BEGIN Material for the task

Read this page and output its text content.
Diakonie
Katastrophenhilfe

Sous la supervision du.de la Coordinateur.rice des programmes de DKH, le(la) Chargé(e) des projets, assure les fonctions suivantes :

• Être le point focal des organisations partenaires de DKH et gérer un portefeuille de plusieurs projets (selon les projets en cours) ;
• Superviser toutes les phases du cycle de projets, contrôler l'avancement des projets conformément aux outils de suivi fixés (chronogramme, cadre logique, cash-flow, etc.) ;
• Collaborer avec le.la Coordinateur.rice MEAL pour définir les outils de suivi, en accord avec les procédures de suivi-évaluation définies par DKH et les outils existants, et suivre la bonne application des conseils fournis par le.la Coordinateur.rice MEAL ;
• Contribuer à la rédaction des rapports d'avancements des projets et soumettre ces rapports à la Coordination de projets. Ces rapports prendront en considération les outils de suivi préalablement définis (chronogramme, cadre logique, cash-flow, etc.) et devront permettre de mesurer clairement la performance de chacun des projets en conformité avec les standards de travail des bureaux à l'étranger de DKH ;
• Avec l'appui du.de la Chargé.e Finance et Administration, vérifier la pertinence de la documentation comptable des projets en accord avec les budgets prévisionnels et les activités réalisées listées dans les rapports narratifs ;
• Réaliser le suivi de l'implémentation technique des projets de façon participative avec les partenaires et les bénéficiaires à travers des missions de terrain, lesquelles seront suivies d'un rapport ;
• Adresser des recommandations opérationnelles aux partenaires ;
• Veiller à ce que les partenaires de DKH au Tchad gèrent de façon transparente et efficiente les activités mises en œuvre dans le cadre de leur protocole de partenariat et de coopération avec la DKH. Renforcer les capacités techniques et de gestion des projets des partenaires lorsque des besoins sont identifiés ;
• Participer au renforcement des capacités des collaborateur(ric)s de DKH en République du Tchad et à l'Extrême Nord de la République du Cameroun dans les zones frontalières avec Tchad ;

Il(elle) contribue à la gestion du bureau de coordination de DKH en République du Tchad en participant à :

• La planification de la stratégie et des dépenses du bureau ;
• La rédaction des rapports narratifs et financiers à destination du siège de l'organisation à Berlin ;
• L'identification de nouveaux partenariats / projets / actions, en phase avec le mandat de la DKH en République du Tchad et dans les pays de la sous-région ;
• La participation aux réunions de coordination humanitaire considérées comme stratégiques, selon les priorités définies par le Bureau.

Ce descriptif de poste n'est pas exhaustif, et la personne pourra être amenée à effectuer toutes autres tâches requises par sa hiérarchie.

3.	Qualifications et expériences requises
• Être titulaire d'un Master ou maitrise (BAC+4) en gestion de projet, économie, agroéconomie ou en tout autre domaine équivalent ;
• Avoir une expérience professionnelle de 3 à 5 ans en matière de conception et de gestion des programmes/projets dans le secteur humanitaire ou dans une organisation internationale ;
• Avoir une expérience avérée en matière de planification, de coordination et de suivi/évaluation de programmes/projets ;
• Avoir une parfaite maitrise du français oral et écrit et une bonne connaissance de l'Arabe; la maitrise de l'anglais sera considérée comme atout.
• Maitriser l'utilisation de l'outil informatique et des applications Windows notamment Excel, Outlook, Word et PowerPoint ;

END Material for the task

Write the listing out again, exactly as it reads.

Read this page and output its text content.
Diakonie
Katastrophenhilfe

Sous la supervision du.de la Coordinateur.rice des programmes de DKH, le(la) Chargé(e) des projets, assure les fonctions suivantes :

• Être le point focal des organisations partenaires de DKH et gérer un portefeuille de plusieurs projets (selon les projets en cours) ;
• Superviser toutes les phases du cycle de projets, contrôler l'avancement des projets conformément aux outils de suivi fixés (chronogramme, cadre logique, cash-flow, etc.) ;
• Collaborer avec le.la Coordinateur.rice MEAL pour définir les outils de suivi, en accord avec les procédures de suivi-évaluation définies par DKH et les outils existants, et suivre la bonne application des conseils fournis par le.la Coordinateur.rice MEAL ;
• Contribuer à la rédaction des rapports d'avancements des projets et soumettre ces rapports à la Coordination de projets. Ces rapports prendront en considération les outils de suivi préalablement définis (chronogramme, cadre logique, cash-flow, etc.) et devront permettre de mesurer clairement la performance de chacun des projets en conformité avec les standards de travail des bureaux à l'étranger de DKH ;
• Avec l'appui du.de la Chargé.e Finance et Administration, vérifier la pertinence de la documentation comptable des projets en accord avec les budgets prévisionnels et les activités réalisées listées dans les rapports narratifs ;
• Réaliser le suivi de l'implémentation technique des projets de façon participative avec les partenaires et les bénéficiaires à travers des missions de terrain, lesquelles seront suivies d'un rapport ;
• Adresser des recommandations opérationnelles aux partenaires ;
• Veiller à ce que les partenaires de DKH au Tchad gèrent de façon transparente et efficiente les activités mises en œuvre dans le cadre de leur protocole de partenariat et de coopération avec la DKH. Renforcer les capacités techniques et de gestion des projets des partenaires lorsque des besoins sont identifiés ;
• Participer au renforcement des capacités des collaborateur(ric)s de DKH en République du Tchad et à l'Extrême Nord de la République du Cameroun dans les zones frontalières avec Tchad ;

Il(elle) contribue à la gestion du bureau de coordination de DKH en République du Tchad en participant à :

• La planification de la stratégie et des dépenses du bureau ;
• La rédaction des rapports narratifs et financiers à destination du siège de l'organisation à Berlin ;
• L'identification de nouveaux partenariats / projets / actions, en phase avec le mandat de la DKH en République du Tchad et dans les pays de la sous-région ;
• La participation aux réunions de coordination humanitaire considérées comme stratégiques, selon les priorités définies par le Bureau.

Ce descriptif de poste n'est pas exhaustif, et la personne pourra être amenée à effectuer toutes autres tâches requises par sa hiérarchie.

3.	Qualifications et expériences requises
• Être titulaire d'un Master ou maitrise (BAC+4) en gestion de projet, économie, agroéconomie ou en tout autre domaine équivalent ;
• Avoir une expérience professionnelle de 3 à 5 ans en matière de conception et de gestion des programmes/projets dans le secteur humanitaire ou dans une organisation internationale ;
• Avoir une expérience avérée en matière de planification, de coordination et de suivi/évaluation de programmes/projets ;
• Avoir une parfaite maitrise du français oral et écrit et une bonne connaissance de l'Arabe; la maitrise de l'anglais sera considérée comme atout.
• Maitriser l'utilisation de l'outil informatique et des applications Windows notamment Excel, Outlook, Word et PowerPoint ;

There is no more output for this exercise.